===== Data supplied =====

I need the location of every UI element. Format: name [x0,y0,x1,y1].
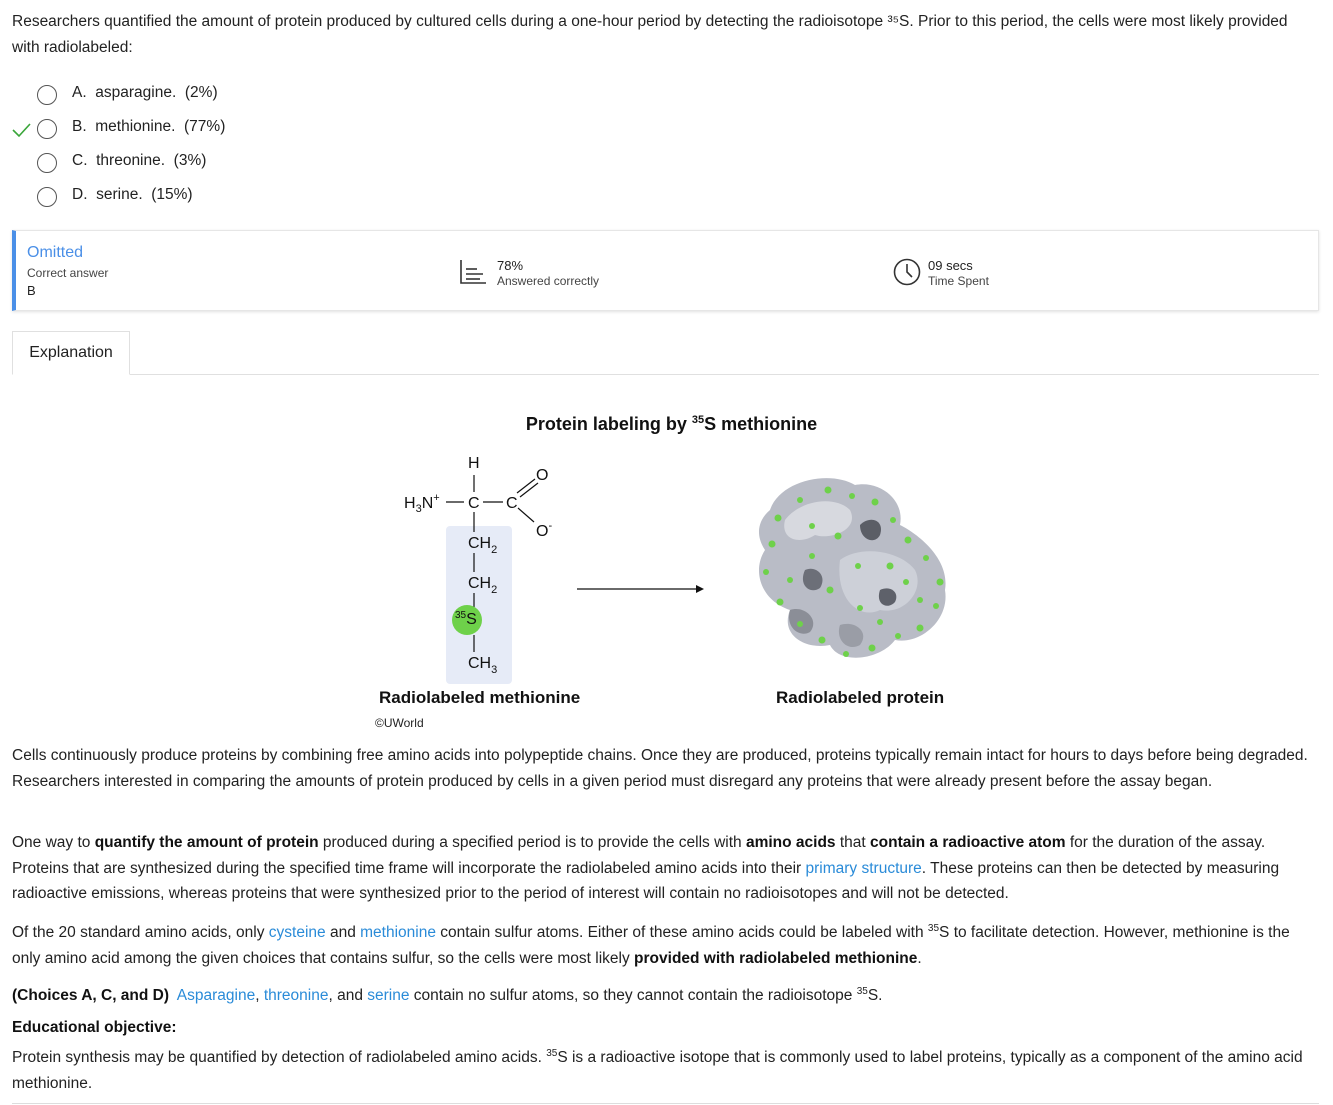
copyright-label: ©UWorld [375,716,424,730]
asparagine-link[interactable]: Asparagine [177,987,255,1004]
choice-label: C. threonine. (3%) [72,152,207,169]
choice-a[interactable]: A. asparagine. (2%) [0,79,400,113]
figure-title-text-end: S methionine [704,414,818,434]
threonine-link[interactable]: threonine [264,987,329,1004]
radio-button[interactable] [37,119,57,139]
radio-button[interactable] [37,187,57,207]
checkmark-icon [12,123,31,138]
figure-title-sup: 35 [691,414,705,426]
choice-label: A. asparagine. (2%) [72,84,218,101]
figure-title: Protein labeling by 35S methionine [0,414,1333,435]
methionine-link[interactable]: methionine [360,924,436,941]
choice-c[interactable]: C. threonine. (3%) [0,147,400,181]
caption-protein: Radiolabeled protein [776,688,945,707]
serine-link[interactable]: serine [367,987,409,1004]
tab-explanation[interactable]: Explanation [12,331,130,375]
choice-b[interactable]: B. methionine. (77%) [0,113,400,147]
hydrogen-label: H [468,455,480,472]
bar-chart-icon [460,260,486,284]
percent-value: 78% [497,258,524,273]
alpha-carbon-label: C [468,495,480,512]
radio-button[interactable] [37,85,57,105]
explanation-paragraph-4: (Choices A, C, and D) Asparagine, threon… [12,986,883,1005]
percent-label: Answered correctly [497,274,600,288]
choice-d[interactable]: D. serine. (15%) [0,181,400,215]
explanation-paragraph-3: Of the 20 standard amino acids, only cys… [12,923,1290,967]
time-label: Time Spent [928,274,989,288]
time-value: 09 secs [928,258,973,273]
explanation-paragraph-1: Cells continuously produce proteins by c… [12,747,1308,790]
primary-structure-link[interactable]: primary structure [806,860,922,877]
oxygen-anion-label: O- [536,520,552,540]
carboxyl-carbon-label: C [506,495,518,512]
protein-structure-image [758,478,946,658]
choice-label: B. methionine. (77%) [72,118,226,135]
cysteine-link[interactable]: cysteine [269,924,326,941]
status-label: Omitted [27,244,84,261]
figure-title-text: Protein labeling by [525,414,692,434]
stats-panel: Omitted Correct answer B 78% Answered co… [12,230,1319,311]
clock-icon [893,258,921,286]
educational-objective-text: Protein synthesis may be quantified by d… [12,1048,1303,1092]
educational-objective-title: Educational objective: [12,1019,177,1036]
bottom-divider [12,1103,1319,1104]
choice-label: D. serine. (15%) [72,186,193,203]
correct-answer-label: Correct answer [27,266,109,280]
correct-answer-value: B [27,283,36,298]
answer-choices: A. asparagine. (2%) B. methionine. (77%)… [0,79,400,215]
radio-button[interactable] [37,153,57,173]
tab-bar: Explanation [12,331,1319,375]
explanation-paragraph-2: One way to quantify the amount of protei… [12,834,1280,902]
oxygen-label: O [536,467,548,484]
caption-methionine: Radiolabeled methionine [379,688,581,707]
amine-label: H3N+ [404,492,440,515]
question-text: Researchers quantified the amount of pro… [12,13,1288,56]
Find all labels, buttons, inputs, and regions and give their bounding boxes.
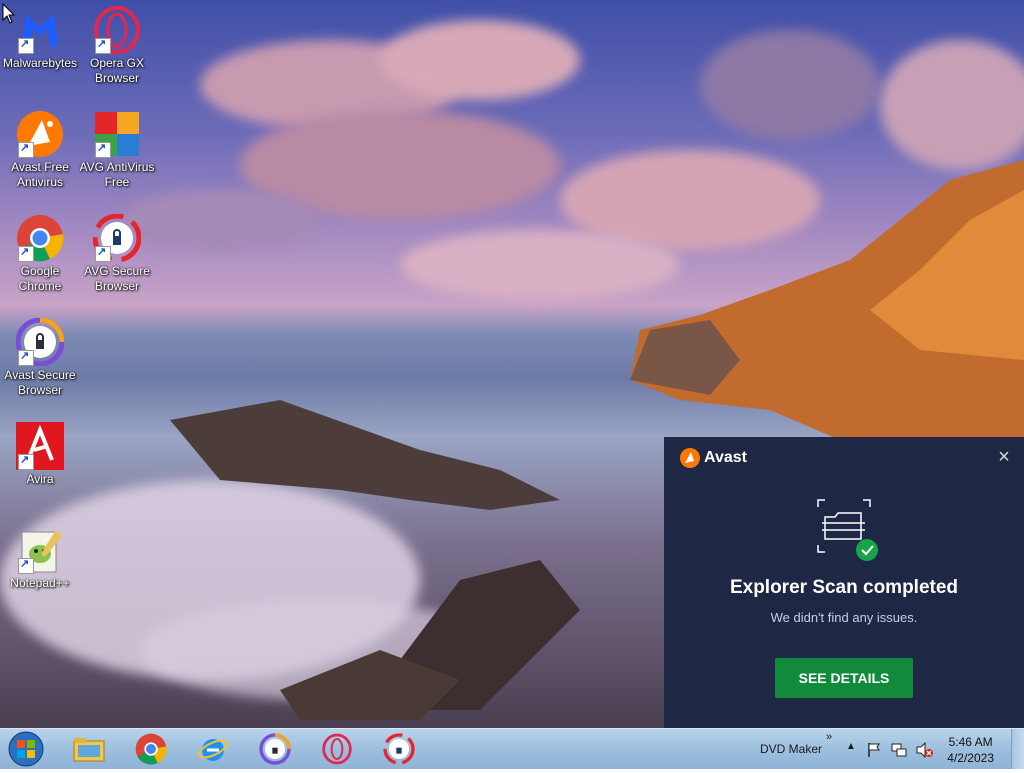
notification-subtitle: We didn't find any issues. [770,610,918,625]
desktop-icon-label: Avast Secure Browser [4,368,76,397]
desktop-icon-avg-antivirus-free[interactable]: AVG AntiVirus Free [77,110,157,190]
notepad-plus-plus-icon [16,526,64,574]
toolbar-chevron-icon[interactable]: » [826,731,832,743]
start-button[interactable] [4,730,48,768]
desktop-icon-label: Google Chrome [18,264,62,293]
internet-explorer-icon[interactable] [197,733,229,765]
desktop-icon-avira[interactable]: Avira [0,422,80,487]
desktop-icon-label: AVG Secure Browser [84,264,150,293]
avast-secure-browser-icon [15,317,65,367]
avast-secure-browser-icon[interactable] [259,733,291,765]
desktop-icon-label: Malwarebytes [2,56,78,70]
desktop-icon-label: Opera GX Browser [89,56,145,85]
action-center-flag-icon[interactable] [866,742,882,758]
volume-muted-icon[interactable] [916,742,934,758]
desktop-icon-label: Avira [26,472,54,486]
rock-shelf [170,400,580,720]
shortcut-arrow-icon [18,453,34,470]
desktop-icon-label: AVG AntiVirus Free [79,160,155,189]
file-explorer-icon[interactable] [72,733,105,765]
opera-gx-icon [93,6,141,54]
close-icon[interactable]: × [996,447,1012,467]
shortcut-arrow-icon [18,245,34,262]
avira-icon [16,422,64,470]
shortcut-arrow-icon [95,37,111,54]
avast-icon [16,110,64,158]
avg-secure-browser-icon [92,213,142,263]
desktop-icon-notepad-plus-plus[interactable]: Notepad++ [0,526,80,591]
clock-time: 5:46 AM [948,735,993,749]
notification-brand-label: Avast [704,449,747,466]
malwarebytes-icon [16,6,64,54]
avast-logo-icon [680,448,700,468]
chrome-icon[interactable] [135,733,167,765]
see-details-button[interactable]: SEE DETAILS [775,658,913,698]
cliff-rocks [630,160,1024,440]
opera-icon[interactable] [321,733,353,765]
shortcut-arrow-icon [95,141,111,158]
shortcut-arrow-icon [18,37,34,54]
desktop-icon-avg-secure-browser[interactable]: AVG Secure Browser [77,213,157,294]
shortcut-arrow-icon [18,557,34,574]
notification-title: Explorer Scan completed [729,577,959,598]
network-icon[interactable] [891,742,907,758]
system-clock[interactable]: 5:46 AM 4/2/2023 [947,734,994,766]
clock-date: 4/2/2023 [947,751,994,765]
chrome-icon [16,214,64,262]
shortcut-arrow-icon [95,245,111,262]
notification-brand: Avast [680,448,747,468]
show-desktop-button[interactable] [1011,729,1024,769]
desktop-icon-label: Notepad++ [10,576,70,590]
scanned-folder-icon [817,499,878,561]
avast-notification: Avast × Explorer Scan completed We didn'… [664,437,1024,728]
avg-secure-browser-icon[interactable] [383,733,415,765]
taskbar: DVD Maker » ▲ 5:46 AM 4/2/2023 [0,728,1024,769]
desktop-icon-opera-gx[interactable]: Opera GX Browser [77,6,157,86]
avg-icon [93,110,141,158]
shortcut-arrow-icon [18,141,34,158]
desktop-icon-google-chrome[interactable]: Google Chrome [0,214,80,294]
desktop-icon-avast-secure-browser[interactable]: Avast Secure Browser [0,317,80,398]
desktop-icon-label: Avast Free Antivirus [11,160,69,189]
dvd-maker-toolbar[interactable]: DVD Maker [760,742,822,756]
shortcut-arrow-icon [18,349,34,366]
desktop-icon-avast-free-antivirus[interactable]: Avast Free Antivirus [0,110,80,190]
show-hidden-icons-chevron-icon[interactable]: ▲ [846,741,856,752]
mouse-cursor-icon [2,3,16,24]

=====

● **What is required**
Print all the lines above exactly as they are, but without the pictures.

● **Result of the exercise**
I need the location of every UI element. Format: name [x0,y0,x1,y1].
copyright-label: ©UWorld [375,716,424,730]
asparagine-link[interactable]: Asparagine [177,987,255,1004]
choice-label: C. threonine. (3%) [72,152,207,169]
choice-a[interactable]: A. asparagine. (2%) [0,79,400,113]
figure-title-text-end: S methionine [704,414,818,434]
threonine-link[interactable]: threonine [264,987,329,1004]
radio-button[interactable] [37,119,57,139]
radio-button[interactable] [37,187,57,207]
checkmark-icon [12,123,31,138]
figure-title-sup: 35 [691,414,705,426]
choice-label: A. asparagine. (2%) [72,84,218,101]
figure-title: Protein labeling by 35S methionine [0,414,1333,435]
methionine-link[interactable]: methionine [360,924,436,941]
choice-c[interactable]: C. threonine. (3%) [0,147,400,181]
caption-protein: Radiolabeled protein [776,688,945,707]
serine-link[interactable]: serine [367,987,409,1004]
tab-explanation[interactable]: Explanation [12,331,130,375]
choice-b[interactable]: B. methionine. (77%) [0,113,400,147]
hydrogen-label: H [468,455,480,472]
bar-chart-icon [460,260,486,284]
percent-value: 78% [497,258,524,273]
alpha-carbon-label: C [468,495,480,512]
radio-button[interactable] [37,85,57,105]
explanation-paragraph-4: (Choices A, C, and D) Asparagine, threon… [12,986,883,1005]
percent-label: Answered correctly [497,274,600,288]
choice-d[interactable]: D. serine. (15%) [0,181,400,215]
explanation-paragraph-3: Of the 20 standard amino acids, only cys… [12,923,1290,967]
time-label: Time Spent [928,274,989,288]
time-value: 09 secs [928,258,973,273]
explanation-paragraph-1: Cells continuously produce proteins by c… [12,747,1308,790]
primary-structure-link[interactable]: primary structure [806,860,922,877]
oxygen-anion-label: O- [536,520,552,540]
carboxyl-carbon-label: C [506,495,518,512]
protein-structure-image [758,478,946,658]
choice-label: B. methionine. (77%) [72,118,226,135]
cysteine-link[interactable]: cysteine [269,924,326,941]
status-label: Omitted [27,244,84,261]
figure-title-text: Protein labeling by [525,414,692,434]
stats-panel: Omitted Correct answer B 78% Answered co… [12,230,1319,311]
clock-icon [893,258,921,286]
educational-objective-text: Protein synthesis may be quantified by d… [12,1048,1303,1092]
educational-objective-title: Educational objective: [12,1019,177,1036]
bottom-divider [12,1103,1319,1104]
choice-label: D. serine. (15%) [72,186,193,203]
correct-answer-label: Correct answer [27,266,109,280]
correct-answer-value: B [27,283,36,298]
answer-choices: A. asparagine. (2%) B. methionine. (77%)… [0,79,400,215]
radio-button[interactable] [37,153,57,173]
tab-bar: Explanation [12,331,1319,375]
explanation-paragraph-2: One way to quantify the amount of protei… [12,834,1280,902]
oxygen-label: O [536,467,548,484]
caption-methionine: Radiolabeled methionine [379,688,581,707]
amine-label: H3N+ [404,492,440,515]
question-text: Researchers quantified the amount of pro… [12,13,1288,56]
Find all labels, buttons, inputs, and regions and give their bounding boxes.
notification-subtitle: We didn't find any issues. [770,610,918,625]
desktop-icon-label: Avast Secure Browser [4,368,76,397]
desktop-icon-avg-antivirus-free[interactable]: AVG AntiVirus Free [77,110,157,190]
notepad-plus-plus-icon [16,526,64,574]
toolbar-chevron-icon[interactable]: » [826,731,832,743]
start-button[interactable] [4,730,48,768]
desktop-icon-label: Google Chrome [18,264,62,293]
internet-explorer-icon[interactable] [197,733,229,765]
desktop-icon-avira[interactable]: Avira [0,422,80,487]
desktop-icon-label: AVG Secure Browser [84,264,150,293]
avast-secure-browser-icon [15,317,65,367]
avast-secure-browser-icon[interactable] [259,733,291,765]
desktop-icon-label: Malwarebytes [2,56,78,70]
desktop-icon-label: Opera GX Browser [89,56,145,85]
action-center-flag-icon[interactable] [866,742,882,758]
volume-muted-icon[interactable] [916,742,934,758]
desktop-icon-label: Avira [26,472,54,486]
rock-shelf [170,400,580,720]
shortcut-arrow-icon [18,453,34,470]
desktop-icon-label: AVG AntiVirus Free [79,160,155,189]
file-explorer-icon[interactable] [72,733,105,765]
opera-gx-icon [93,6,141,54]
close-icon[interactable]: × [996,447,1012,467]
shortcut-arrow-icon [18,245,34,262]
avira-icon [16,422,64,470]
shortcut-arrow-icon [95,37,111,54]
avast-icon [16,110,64,158]
avg-secure-browser-icon [92,213,142,263]
desktop-icon-notepad-plus-plus[interactable]: Notepad++ [0,526,80,591]
clock-time: 5:46 AM [948,735,993,749]
notification-brand-label: Avast [704,449,747,466]
malwarebytes-icon [16,6,64,54]
avast-logo-icon [680,448,700,468]
chrome-icon[interactable] [135,733,167,765]
see-details-button[interactable]: SEE DETAILS [775,658,913,698]
cliff-rocks [630,160,1024,440]
opera-icon[interactable] [321,733,353,765]
shortcut-arrow-icon [95,141,111,158]
shortcut-arrow-icon [18,37,34,54]
desktop-icon-avg-secure-browser[interactable]: AVG Secure Browser [77,213,157,294]
shortcut-arrow-icon [18,557,34,574]
notification-title: Explorer Scan completed [729,577,959,598]
network-icon[interactable] [891,742,907,758]
system-clock[interactable]: 5:46 AM 4/2/2023 [947,734,994,766]
clock-date: 4/2/2023 [947,751,994,765]
chrome-icon [16,214,64,262]
shortcut-arrow-icon [95,245,111,262]
notification-brand: Avast [680,448,747,468]
show-desktop-button[interactable] [1011,729,1024,769]
desktop-icon-label: Notepad++ [10,576,70,590]
scanned-folder-icon [817,499,878,561]
avast-notification: Avast × Explorer Scan completed We didn'… [664,437,1024,728]
avg-secure-browser-icon[interactable] [383,733,415,765]
taskbar: DVD Maker » ▲ 5:46 AM 4/2/2023 [0,728,1024,769]
desktop-icon-opera-gx[interactable]: Opera GX Browser [77,6,157,86]
avg-icon [93,110,141,158]
shortcut-arrow-icon [18,141,34,158]
desktop-icon-google-chrome[interactable]: Google Chrome [0,214,80,294]
desktop-icon-avast-secure-browser[interactable]: Avast Secure Browser [0,317,80,398]
desktop-icon-label: Avast Free Antivirus [11,160,69,189]
dvd-maker-toolbar[interactable]: DVD Maker [760,742,822,756]
shortcut-arrow-icon [18,349,34,366]
desktop-icon-avast-free-antivirus[interactable]: Avast Free Antivirus [0,110,80,190]
show-hidden-icons-chevron-icon[interactable]: ▲ [846,741,856,752]
mouse-cursor-icon [2,3,16,24]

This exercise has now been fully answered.